Dataset entries on figures

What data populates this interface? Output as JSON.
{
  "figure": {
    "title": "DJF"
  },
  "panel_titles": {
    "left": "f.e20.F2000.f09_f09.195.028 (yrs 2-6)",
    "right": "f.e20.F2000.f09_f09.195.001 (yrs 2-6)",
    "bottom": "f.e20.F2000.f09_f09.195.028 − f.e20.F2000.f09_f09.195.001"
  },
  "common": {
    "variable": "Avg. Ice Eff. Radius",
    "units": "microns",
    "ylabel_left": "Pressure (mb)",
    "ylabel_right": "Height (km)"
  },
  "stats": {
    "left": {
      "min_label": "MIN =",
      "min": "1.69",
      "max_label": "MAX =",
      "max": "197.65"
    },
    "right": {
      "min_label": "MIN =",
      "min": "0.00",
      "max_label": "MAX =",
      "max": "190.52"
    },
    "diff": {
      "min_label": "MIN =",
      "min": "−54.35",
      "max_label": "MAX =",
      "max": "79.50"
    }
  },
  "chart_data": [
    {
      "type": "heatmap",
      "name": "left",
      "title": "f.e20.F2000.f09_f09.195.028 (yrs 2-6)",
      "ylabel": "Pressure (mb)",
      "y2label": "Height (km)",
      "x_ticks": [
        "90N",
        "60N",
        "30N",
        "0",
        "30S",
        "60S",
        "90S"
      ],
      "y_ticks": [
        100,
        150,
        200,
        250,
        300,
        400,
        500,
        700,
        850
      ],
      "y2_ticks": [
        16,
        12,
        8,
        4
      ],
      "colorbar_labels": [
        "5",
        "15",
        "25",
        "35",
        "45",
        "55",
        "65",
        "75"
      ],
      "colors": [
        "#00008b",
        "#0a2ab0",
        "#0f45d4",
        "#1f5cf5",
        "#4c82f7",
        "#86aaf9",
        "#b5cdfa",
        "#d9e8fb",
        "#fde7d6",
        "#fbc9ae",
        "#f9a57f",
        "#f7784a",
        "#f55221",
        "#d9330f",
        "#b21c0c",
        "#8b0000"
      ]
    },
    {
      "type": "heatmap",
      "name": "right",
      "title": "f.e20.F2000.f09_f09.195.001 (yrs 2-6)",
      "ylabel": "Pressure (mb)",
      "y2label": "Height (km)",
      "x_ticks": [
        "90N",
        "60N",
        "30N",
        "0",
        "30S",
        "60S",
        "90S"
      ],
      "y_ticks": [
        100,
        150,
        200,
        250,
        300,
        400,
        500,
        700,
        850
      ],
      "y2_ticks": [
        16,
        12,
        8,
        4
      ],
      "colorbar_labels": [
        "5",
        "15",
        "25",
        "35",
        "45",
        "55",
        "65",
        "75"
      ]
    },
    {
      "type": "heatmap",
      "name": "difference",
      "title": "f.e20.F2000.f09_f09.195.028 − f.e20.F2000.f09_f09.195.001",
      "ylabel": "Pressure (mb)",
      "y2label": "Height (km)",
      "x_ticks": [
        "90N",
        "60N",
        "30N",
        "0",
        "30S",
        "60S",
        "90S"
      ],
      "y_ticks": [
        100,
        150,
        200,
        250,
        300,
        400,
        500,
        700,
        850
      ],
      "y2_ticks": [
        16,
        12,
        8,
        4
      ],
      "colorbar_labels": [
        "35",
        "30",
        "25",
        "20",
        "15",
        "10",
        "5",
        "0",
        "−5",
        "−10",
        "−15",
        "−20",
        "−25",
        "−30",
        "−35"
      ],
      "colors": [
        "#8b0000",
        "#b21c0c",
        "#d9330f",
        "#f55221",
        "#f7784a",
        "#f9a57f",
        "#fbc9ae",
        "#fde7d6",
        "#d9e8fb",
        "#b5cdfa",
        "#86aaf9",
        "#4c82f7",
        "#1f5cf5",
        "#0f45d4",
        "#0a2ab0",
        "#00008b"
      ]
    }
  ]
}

◆ EXERCISE BRIEF: Print the material above once more, exactly.

◆ RESULT:
What data populates this interface? Output as JSON.
{
  "figure": {
    "title": "DJF"
  },
  "panel_titles": {
    "left": "f.e20.F2000.f09_f09.195.028 (yrs 2-6)",
    "right": "f.e20.F2000.f09_f09.195.001 (yrs 2-6)",
    "bottom": "f.e20.F2000.f09_f09.195.028 − f.e20.F2000.f09_f09.195.001"
  },
  "common": {
    "variable": "Avg. Ice Eff. Radius",
    "units": "microns",
    "ylabel_left": "Pressure (mb)",
    "ylabel_right": "Height (km)"
  },
  "stats": {
    "left": {
      "min_label": "MIN =",
      "min": "1.69",
      "max_label": "MAX =",
      "max": "197.65"
    },
    "right": {
      "min_label": "MIN =",
      "min": "0.00",
      "max_label": "MAX =",
      "max": "190.52"
    },
    "diff": {
      "min_label": "MIN =",
      "min": "−54.35",
      "max_label": "MAX =",
      "max": "79.50"
    }
  },
  "chart_data": [
    {
      "type": "heatmap",
      "name": "left",
      "title": "f.e20.F2000.f09_f09.195.028 (yrs 2-6)",
      "ylabel": "Pressure (mb)",
      "y2label": "Height (km)",
      "x_ticks": [
        "90N",
        "60N",
        "30N",
        "0",
        "30S",
        "60S",
        "90S"
      ],
      "y_ticks": [
        100,
        150,
        200,
        250,
        300,
        400,
        500,
        700,
        850
      ],
      "y2_ticks": [
        16,
        12,
        8,
        4
      ],
      "colorbar_labels": [
        "5",
        "15",
        "25",
        "35",
        "45",
        "55",
        "65",
        "75"
      ],
      "colors": [
        "#00008b",
        "#0a2ab0",
        "#0f45d4",
        "#1f5cf5",
        "#4c82f7",
        "#86aaf9",
        "#b5cdfa",
        "#d9e8fb",
        "#fde7d6",
        "#fbc9ae",
        "#f9a57f",
        "#f7784a",
        "#f55221",
        "#d9330f",
        "#b21c0c",
        "#8b0000"
      ]
    },
    {
      "type": "heatmap",
      "name": "right",
      "title": "f.e20.F2000.f09_f09.195.001 (yrs 2-6)",
      "ylabel": "Pressure (mb)",
      "y2label": "Height (km)",
      "x_ticks": [
        "90N",
        "60N",
        "30N",
        "0",
        "30S",
        "60S",
        "90S"
      ],
      "y_ticks": [
        100,
        150,
        200,
        250,
        300,
        400,
        500,
        700,
        850
      ],
      "y2_ticks": [
        16,
        12,
        8,
        4
      ],
      "colorbar_labels": [
        "5",
        "15",
        "25",
        "35",
        "45",
        "55",
        "65",
        "75"
      ]
    },
    {
      "type": "heatmap",
      "name": "difference",
      "title": "f.e20.F2000.f09_f09.195.028 − f.e20.F2000.f09_f09.195.001",
      "ylabel": "Pressure (mb)",
      "y2label": "Height (km)",
      "x_ticks": [
        "90N",
        "60N",
        "30N",
        "0",
        "30S",
        "60S",
        "90S"
      ],
      "y_ticks": [
        100,
        150,
        200,
        250,
        300,
        400,
        500,
        700,
        850
      ],
      "y2_ticks": [
        16,
        12,
        8,
        4
      ],
      "colorbar_labels": [
        "35",
        "30",
        "25",
        "20",
        "15",
        "10",
        "5",
        "0",
        "−5",
        "−10",
        "−15",
        "−20",
        "−25",
        "−30",
        "−35"
      ],
      "colors": [
        "#8b0000",
        "#b21c0c",
        "#d9330f",
        "#f55221",
        "#f7784a",
        "#f9a57f",
        "#fbc9ae",
        "#fde7d6",
        "#d9e8fb",
        "#b5cdfa",
        "#86aaf9",
        "#4c82f7",
        "#1f5cf5",
        "#0f45d4",
        "#0a2ab0",
        "#00008b"
      ]
    }
  ]
}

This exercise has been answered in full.